Exercise task>
Work out how many lines of the listing hold "module", then state only that count.

Records>
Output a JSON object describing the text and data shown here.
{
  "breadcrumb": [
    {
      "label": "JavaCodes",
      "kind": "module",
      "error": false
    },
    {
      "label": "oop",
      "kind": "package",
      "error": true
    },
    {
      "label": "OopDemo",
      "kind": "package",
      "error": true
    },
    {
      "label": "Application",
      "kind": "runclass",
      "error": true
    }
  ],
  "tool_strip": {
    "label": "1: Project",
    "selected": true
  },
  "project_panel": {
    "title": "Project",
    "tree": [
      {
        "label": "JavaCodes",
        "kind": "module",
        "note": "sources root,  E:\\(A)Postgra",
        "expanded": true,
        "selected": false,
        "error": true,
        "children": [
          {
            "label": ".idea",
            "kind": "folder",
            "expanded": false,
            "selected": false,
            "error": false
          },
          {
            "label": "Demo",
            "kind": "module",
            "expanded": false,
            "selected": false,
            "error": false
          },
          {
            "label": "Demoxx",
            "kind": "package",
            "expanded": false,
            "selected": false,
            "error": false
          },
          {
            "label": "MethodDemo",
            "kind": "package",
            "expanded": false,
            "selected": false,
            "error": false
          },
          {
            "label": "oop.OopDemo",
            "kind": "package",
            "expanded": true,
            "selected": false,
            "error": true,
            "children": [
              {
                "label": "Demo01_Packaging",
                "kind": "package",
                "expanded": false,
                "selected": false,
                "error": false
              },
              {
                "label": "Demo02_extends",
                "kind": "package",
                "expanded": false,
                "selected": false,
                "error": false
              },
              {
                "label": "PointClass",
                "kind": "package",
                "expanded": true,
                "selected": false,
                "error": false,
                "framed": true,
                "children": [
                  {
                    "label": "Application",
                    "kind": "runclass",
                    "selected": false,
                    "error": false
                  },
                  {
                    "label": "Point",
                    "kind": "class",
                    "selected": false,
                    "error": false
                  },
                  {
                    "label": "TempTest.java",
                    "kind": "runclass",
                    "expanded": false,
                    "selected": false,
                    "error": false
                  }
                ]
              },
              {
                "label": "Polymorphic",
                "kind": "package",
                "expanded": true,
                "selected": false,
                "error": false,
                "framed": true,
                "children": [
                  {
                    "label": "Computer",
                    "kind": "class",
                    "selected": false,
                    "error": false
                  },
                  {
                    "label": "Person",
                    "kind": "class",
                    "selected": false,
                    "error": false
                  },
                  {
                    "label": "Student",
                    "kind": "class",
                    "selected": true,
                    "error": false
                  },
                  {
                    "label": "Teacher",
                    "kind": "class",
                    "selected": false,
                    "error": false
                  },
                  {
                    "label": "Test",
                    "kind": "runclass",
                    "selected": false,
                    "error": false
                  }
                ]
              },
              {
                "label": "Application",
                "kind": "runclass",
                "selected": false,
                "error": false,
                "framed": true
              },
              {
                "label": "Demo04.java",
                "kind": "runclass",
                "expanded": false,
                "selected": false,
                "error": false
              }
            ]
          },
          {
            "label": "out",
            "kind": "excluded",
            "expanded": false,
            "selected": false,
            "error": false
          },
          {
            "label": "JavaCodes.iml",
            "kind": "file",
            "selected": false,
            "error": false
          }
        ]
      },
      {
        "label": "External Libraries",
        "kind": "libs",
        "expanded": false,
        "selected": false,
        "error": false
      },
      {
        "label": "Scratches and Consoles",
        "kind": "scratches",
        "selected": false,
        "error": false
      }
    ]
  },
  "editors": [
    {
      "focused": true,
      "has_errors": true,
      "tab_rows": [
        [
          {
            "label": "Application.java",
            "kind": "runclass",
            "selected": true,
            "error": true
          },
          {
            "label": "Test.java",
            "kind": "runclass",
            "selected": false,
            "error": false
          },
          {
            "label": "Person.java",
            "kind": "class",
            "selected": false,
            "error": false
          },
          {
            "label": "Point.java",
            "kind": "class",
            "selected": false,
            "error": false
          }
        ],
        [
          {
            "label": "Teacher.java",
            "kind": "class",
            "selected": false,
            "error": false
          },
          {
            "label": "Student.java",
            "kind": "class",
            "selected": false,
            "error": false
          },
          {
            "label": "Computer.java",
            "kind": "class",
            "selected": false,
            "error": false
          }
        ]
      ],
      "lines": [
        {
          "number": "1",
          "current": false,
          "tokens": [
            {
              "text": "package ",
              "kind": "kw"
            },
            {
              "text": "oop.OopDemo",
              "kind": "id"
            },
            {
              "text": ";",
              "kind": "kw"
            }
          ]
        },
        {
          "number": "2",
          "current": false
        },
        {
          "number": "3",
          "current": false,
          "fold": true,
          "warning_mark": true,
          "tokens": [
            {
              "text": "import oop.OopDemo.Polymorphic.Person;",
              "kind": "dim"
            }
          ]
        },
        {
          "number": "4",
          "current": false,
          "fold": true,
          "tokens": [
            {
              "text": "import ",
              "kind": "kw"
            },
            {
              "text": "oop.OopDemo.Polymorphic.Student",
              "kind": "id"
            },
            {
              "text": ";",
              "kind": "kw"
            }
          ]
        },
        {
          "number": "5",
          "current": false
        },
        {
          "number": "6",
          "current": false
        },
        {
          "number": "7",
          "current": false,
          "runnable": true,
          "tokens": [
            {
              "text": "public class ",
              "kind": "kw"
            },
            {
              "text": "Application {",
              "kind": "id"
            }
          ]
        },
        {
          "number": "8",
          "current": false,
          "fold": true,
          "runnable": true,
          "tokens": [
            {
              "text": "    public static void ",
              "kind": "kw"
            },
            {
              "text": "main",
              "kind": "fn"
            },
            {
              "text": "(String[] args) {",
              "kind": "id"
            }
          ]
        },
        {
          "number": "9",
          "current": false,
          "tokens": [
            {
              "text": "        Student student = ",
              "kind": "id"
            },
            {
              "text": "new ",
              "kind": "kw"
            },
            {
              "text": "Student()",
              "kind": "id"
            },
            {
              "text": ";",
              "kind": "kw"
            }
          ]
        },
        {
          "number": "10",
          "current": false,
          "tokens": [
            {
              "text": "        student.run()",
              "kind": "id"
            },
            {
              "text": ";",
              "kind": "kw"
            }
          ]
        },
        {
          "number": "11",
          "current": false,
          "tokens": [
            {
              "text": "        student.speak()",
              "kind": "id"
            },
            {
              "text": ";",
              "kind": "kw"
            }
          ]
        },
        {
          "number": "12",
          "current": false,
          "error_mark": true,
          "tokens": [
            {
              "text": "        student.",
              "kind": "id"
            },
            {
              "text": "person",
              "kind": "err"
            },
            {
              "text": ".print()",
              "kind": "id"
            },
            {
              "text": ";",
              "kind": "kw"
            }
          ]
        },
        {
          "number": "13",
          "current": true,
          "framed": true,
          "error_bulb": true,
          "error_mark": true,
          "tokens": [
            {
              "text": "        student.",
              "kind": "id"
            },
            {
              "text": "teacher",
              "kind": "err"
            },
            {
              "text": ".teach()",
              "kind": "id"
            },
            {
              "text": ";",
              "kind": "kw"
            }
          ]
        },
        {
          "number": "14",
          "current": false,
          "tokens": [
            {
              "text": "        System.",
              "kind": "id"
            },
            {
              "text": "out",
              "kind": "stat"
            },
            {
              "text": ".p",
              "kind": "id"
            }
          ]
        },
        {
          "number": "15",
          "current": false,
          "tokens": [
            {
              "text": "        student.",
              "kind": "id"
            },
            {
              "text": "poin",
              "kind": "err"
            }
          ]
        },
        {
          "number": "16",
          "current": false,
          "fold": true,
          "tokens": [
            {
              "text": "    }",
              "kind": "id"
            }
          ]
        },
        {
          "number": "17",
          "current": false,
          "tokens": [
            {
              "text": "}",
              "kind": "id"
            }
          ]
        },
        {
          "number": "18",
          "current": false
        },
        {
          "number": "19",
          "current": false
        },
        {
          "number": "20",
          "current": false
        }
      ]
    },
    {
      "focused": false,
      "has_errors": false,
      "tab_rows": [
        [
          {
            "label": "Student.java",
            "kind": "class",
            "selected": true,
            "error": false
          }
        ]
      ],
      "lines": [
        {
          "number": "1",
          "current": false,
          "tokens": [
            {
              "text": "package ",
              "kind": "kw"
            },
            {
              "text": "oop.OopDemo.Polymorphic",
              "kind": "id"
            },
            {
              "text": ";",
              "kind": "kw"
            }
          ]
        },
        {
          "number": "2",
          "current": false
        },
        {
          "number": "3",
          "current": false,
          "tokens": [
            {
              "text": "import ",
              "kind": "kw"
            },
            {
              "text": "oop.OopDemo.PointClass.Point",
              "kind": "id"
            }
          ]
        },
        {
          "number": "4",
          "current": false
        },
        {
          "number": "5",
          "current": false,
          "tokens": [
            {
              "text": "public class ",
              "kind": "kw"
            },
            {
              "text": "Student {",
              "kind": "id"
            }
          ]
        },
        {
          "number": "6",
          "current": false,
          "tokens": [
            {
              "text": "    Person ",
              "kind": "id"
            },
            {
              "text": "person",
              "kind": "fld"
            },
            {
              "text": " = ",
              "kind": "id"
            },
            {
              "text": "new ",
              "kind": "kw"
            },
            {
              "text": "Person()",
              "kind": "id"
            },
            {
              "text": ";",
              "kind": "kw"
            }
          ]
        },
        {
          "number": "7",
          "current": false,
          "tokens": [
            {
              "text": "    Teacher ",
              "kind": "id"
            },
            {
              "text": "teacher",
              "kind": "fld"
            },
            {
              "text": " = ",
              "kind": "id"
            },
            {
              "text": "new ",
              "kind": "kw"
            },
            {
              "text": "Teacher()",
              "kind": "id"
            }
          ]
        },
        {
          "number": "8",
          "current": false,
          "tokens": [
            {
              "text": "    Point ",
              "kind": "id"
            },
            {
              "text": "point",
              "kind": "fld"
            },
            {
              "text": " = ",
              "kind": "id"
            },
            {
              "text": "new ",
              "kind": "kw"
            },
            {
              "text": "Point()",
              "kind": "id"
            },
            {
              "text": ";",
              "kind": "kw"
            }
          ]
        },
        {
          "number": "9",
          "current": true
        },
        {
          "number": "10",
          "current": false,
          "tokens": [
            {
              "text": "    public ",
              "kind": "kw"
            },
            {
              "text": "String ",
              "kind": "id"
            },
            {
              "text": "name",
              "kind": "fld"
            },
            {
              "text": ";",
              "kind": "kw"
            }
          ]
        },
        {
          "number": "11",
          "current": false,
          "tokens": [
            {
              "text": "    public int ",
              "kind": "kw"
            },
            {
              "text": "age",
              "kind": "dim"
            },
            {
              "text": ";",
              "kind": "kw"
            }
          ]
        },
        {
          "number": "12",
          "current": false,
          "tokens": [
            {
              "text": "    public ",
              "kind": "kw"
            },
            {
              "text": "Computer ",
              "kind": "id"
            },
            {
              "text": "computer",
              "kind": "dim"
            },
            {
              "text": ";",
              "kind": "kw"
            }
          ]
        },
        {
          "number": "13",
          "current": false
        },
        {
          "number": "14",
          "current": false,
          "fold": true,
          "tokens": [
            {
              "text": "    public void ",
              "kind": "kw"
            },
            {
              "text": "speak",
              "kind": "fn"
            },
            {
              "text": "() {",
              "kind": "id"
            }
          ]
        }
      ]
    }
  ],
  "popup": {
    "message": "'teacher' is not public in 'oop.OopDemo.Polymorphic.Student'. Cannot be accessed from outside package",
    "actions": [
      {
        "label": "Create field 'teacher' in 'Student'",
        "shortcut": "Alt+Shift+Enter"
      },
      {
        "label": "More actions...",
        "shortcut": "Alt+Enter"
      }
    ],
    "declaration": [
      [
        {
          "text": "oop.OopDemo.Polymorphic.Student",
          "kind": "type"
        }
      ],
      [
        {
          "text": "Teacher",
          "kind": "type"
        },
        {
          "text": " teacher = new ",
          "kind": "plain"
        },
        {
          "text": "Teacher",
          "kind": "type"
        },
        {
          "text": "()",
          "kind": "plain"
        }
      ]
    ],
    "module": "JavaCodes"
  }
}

Solution for this task>
4